▶ _Exercise goal_:
Single out each line with the word "ylabel" and copy it.

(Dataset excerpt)

--- Start ---

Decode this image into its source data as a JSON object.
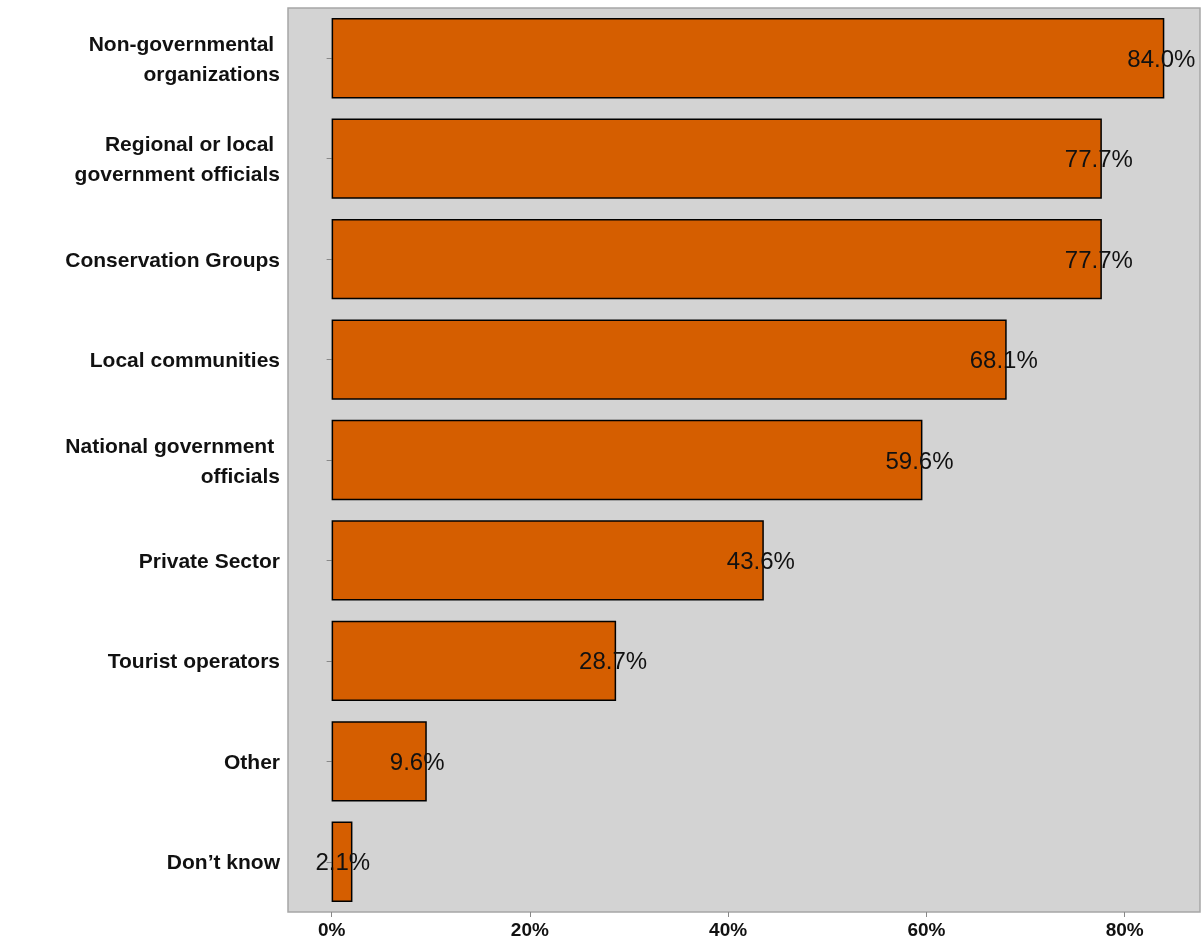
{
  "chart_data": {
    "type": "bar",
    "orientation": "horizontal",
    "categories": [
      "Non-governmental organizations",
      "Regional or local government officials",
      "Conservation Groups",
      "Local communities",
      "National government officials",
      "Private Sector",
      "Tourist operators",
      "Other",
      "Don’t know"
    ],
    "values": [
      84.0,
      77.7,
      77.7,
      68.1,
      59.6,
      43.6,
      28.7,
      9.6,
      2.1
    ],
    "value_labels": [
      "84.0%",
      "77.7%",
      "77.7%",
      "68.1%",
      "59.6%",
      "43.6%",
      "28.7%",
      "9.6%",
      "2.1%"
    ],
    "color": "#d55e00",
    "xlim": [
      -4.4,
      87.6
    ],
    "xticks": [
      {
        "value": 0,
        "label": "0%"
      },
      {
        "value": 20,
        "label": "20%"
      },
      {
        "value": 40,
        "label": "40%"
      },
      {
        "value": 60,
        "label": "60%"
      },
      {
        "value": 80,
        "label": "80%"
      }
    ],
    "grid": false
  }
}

--- End ---
--- Start ---

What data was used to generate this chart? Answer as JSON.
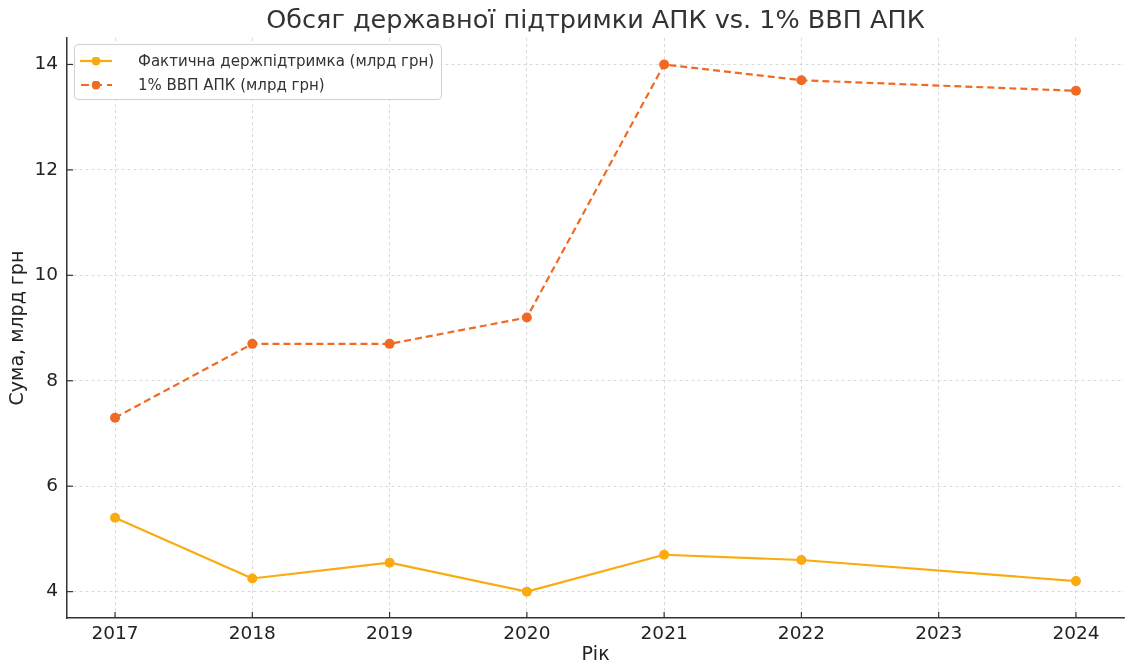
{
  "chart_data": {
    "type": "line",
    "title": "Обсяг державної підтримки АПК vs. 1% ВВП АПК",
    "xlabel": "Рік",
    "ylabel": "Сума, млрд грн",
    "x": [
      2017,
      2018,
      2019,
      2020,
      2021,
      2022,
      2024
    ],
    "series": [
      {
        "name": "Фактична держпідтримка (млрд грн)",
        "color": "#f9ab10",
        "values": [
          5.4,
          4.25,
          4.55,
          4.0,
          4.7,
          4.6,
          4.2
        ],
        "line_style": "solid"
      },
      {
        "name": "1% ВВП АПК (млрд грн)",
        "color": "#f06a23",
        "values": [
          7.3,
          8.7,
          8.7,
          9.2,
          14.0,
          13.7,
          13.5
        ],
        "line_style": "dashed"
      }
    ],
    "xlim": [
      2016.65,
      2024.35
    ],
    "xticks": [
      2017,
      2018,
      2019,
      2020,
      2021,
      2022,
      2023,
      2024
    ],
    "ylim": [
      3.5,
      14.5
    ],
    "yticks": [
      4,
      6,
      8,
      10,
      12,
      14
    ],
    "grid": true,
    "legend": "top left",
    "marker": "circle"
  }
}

--- End ---
--- Start ---

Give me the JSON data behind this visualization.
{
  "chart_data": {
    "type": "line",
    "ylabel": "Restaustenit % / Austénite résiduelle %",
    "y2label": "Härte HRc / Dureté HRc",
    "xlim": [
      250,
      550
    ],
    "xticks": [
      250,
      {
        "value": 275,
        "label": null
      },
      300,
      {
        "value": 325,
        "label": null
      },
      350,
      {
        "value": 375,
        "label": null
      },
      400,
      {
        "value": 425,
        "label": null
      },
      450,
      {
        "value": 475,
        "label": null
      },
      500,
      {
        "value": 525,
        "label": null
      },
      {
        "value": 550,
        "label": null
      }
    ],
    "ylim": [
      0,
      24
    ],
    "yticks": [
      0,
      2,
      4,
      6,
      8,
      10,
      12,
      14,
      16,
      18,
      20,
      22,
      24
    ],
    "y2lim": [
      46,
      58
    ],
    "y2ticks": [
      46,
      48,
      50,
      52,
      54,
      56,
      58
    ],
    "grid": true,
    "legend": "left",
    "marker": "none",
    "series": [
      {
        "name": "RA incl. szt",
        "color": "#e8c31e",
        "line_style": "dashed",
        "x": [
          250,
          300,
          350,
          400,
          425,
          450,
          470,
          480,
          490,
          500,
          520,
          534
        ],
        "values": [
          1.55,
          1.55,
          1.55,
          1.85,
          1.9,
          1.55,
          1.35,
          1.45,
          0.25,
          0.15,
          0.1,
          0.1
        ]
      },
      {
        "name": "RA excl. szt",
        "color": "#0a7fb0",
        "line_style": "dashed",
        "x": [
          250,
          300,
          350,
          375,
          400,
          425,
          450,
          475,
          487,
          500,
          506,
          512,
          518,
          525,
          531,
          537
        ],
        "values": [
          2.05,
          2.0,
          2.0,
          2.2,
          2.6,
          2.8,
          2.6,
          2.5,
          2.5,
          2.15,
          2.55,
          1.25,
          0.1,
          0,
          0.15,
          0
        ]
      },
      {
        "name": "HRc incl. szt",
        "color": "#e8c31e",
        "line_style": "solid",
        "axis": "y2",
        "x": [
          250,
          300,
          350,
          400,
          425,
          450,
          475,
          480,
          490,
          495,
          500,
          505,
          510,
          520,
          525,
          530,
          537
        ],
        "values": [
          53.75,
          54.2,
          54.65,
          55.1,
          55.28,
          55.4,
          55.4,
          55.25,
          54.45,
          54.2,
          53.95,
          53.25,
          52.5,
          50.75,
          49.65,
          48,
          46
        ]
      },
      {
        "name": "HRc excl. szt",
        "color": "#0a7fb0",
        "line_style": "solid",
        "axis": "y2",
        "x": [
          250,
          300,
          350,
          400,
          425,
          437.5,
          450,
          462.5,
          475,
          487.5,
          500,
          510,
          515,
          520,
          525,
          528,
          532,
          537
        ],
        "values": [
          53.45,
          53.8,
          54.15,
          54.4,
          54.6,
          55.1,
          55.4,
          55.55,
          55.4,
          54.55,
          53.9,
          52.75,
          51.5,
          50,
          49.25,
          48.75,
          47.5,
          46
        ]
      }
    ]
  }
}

--- End ---

▶ _Solution_:
    "ylabel": "Сума, млрд грн",
    "ylabel": "Restaustenit % / Austénite résiduelle %",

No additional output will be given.